[Stored entries]

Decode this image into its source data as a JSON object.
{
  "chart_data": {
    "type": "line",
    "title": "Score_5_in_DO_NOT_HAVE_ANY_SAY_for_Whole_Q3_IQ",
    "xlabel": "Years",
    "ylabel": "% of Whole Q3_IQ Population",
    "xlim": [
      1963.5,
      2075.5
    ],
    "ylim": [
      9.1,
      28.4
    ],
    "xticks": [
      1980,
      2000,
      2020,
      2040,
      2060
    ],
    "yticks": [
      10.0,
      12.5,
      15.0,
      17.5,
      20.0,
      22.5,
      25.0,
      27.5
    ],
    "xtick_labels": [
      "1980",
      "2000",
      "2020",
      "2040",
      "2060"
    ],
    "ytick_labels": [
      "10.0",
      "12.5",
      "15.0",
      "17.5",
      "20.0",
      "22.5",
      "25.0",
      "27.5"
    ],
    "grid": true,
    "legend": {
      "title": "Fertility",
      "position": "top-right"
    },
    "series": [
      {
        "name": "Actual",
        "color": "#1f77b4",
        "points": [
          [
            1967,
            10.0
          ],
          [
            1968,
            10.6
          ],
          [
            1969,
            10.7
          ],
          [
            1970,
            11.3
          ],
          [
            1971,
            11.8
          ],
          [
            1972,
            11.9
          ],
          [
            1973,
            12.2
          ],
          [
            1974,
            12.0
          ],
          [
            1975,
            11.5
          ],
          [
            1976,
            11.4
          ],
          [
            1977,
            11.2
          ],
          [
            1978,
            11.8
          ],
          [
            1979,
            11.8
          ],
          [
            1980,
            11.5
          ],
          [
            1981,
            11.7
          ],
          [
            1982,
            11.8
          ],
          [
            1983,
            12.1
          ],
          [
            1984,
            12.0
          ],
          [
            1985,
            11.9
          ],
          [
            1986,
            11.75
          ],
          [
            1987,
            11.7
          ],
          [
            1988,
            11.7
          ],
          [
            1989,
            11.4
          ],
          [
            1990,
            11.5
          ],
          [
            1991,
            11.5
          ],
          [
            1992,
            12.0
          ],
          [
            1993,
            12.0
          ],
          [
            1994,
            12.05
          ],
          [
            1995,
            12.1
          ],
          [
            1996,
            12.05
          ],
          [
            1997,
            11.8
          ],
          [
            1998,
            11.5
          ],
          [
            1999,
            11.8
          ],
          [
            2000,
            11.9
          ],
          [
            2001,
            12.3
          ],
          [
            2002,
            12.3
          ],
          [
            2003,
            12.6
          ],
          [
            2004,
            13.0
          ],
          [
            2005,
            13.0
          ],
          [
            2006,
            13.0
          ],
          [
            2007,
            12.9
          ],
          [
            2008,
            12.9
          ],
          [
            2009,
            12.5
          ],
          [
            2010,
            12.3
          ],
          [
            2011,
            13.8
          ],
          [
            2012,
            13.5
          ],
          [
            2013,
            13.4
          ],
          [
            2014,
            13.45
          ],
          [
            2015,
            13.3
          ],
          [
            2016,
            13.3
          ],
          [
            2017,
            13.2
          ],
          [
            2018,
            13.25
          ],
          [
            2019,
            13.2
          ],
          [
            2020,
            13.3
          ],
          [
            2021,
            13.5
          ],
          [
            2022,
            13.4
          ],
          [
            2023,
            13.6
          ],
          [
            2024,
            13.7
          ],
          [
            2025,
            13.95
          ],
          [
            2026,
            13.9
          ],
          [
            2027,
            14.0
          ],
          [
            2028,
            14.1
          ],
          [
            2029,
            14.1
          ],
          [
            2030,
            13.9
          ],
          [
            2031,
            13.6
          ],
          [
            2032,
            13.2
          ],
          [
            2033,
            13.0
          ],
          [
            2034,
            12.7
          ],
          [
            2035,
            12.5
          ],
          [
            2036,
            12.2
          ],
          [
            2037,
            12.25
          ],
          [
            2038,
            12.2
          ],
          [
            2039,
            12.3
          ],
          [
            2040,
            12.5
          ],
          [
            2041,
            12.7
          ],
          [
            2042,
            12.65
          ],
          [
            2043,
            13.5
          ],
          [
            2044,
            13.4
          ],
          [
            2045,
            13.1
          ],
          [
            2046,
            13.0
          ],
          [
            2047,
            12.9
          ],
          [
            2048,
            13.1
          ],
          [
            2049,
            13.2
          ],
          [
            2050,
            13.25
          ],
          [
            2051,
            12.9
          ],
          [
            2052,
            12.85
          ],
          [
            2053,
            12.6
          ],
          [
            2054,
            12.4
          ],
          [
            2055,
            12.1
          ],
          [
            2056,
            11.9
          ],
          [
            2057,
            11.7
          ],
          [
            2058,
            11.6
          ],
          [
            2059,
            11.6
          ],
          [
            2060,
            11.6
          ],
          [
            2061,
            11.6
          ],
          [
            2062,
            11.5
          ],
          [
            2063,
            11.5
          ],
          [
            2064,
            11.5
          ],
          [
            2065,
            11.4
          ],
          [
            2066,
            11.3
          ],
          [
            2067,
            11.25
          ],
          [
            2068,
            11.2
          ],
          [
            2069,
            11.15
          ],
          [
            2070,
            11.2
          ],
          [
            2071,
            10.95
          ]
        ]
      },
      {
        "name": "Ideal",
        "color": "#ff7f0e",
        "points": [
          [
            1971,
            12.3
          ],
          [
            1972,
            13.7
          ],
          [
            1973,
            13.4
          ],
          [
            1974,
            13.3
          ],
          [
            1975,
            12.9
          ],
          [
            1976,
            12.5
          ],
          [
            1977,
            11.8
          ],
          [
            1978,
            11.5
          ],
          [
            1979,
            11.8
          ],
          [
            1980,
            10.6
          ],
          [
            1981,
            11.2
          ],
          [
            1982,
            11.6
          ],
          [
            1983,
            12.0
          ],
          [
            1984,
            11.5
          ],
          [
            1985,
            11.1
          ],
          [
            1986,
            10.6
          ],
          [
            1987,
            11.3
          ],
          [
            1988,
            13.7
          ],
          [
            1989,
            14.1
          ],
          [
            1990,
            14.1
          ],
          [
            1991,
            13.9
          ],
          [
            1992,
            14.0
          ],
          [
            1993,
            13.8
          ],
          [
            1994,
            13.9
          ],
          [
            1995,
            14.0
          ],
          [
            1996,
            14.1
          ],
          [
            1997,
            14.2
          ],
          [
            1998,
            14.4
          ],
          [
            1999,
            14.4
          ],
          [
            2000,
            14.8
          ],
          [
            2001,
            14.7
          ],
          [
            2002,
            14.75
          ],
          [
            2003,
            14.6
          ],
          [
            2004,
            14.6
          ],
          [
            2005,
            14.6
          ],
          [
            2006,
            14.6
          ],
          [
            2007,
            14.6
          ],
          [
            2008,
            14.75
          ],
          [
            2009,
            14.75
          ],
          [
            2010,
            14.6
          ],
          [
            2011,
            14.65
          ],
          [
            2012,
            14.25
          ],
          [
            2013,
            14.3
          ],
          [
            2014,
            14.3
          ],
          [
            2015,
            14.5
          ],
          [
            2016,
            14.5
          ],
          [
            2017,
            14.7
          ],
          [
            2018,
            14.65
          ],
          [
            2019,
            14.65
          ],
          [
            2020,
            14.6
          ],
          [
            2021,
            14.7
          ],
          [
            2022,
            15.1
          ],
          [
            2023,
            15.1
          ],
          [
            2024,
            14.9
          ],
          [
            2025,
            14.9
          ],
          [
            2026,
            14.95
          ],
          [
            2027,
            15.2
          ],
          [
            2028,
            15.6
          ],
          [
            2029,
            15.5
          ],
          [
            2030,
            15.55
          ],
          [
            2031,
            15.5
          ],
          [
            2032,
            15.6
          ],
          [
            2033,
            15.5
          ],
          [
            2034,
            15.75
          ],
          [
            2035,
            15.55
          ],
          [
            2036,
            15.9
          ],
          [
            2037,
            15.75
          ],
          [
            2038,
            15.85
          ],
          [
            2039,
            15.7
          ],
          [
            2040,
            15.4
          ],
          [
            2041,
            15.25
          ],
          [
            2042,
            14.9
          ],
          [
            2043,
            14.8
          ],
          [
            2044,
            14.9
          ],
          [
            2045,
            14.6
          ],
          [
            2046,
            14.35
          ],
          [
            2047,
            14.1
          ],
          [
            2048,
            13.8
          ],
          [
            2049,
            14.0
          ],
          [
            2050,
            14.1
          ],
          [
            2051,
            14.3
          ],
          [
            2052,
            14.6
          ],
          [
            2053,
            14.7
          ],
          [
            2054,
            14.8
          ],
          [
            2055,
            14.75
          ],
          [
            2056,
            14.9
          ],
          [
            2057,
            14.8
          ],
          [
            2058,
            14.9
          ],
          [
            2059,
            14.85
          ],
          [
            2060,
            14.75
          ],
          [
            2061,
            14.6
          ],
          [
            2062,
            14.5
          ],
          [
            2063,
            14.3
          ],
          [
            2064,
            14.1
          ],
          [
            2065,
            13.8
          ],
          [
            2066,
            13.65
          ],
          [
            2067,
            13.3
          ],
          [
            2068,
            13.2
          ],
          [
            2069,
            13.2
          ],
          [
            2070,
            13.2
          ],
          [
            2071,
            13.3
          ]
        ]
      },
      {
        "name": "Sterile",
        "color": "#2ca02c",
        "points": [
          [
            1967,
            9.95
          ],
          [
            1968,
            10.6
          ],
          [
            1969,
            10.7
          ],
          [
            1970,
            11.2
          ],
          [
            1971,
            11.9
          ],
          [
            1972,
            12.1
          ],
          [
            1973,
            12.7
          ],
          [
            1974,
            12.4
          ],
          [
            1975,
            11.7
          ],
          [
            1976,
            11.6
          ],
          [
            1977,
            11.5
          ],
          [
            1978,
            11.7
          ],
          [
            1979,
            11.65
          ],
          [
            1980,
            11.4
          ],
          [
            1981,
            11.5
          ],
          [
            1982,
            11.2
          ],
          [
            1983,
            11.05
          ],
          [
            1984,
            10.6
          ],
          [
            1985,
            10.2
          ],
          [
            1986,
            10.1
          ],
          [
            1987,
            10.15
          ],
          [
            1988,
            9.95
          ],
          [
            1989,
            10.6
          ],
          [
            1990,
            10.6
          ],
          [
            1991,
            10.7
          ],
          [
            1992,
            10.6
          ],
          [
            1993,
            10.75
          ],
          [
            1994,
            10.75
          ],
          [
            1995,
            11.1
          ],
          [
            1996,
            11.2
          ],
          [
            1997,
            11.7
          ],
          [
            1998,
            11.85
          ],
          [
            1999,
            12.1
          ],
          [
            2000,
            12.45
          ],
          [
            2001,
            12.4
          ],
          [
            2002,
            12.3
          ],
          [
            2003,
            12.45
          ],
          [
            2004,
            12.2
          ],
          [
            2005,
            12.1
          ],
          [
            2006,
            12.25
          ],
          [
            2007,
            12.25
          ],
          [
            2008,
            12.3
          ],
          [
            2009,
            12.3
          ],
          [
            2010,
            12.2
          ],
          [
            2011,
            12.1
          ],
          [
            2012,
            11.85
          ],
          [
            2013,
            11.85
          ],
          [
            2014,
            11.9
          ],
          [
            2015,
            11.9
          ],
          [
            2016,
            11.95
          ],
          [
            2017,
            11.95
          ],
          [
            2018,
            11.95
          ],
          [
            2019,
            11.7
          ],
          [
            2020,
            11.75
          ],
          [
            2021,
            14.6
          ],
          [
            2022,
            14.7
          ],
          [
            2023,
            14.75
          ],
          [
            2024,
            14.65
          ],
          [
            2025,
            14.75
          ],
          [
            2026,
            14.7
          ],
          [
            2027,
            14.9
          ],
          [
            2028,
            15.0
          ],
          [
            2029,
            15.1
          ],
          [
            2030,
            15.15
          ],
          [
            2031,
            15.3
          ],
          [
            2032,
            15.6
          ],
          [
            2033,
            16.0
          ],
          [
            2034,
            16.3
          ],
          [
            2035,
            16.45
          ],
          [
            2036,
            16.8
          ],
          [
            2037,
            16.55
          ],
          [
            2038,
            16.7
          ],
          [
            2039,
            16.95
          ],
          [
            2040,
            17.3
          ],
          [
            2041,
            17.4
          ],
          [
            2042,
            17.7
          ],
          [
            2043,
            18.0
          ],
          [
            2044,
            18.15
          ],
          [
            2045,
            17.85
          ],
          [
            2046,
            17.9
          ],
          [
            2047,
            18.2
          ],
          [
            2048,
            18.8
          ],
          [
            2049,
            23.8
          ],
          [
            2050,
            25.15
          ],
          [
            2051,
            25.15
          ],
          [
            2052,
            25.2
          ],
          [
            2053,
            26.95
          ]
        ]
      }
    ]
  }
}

**Objective:**
Where a line above contains the word "name", copy that line.

**Solution:**
        "name": "Actual",
        "name": "Ideal",
        "name": "Sterile",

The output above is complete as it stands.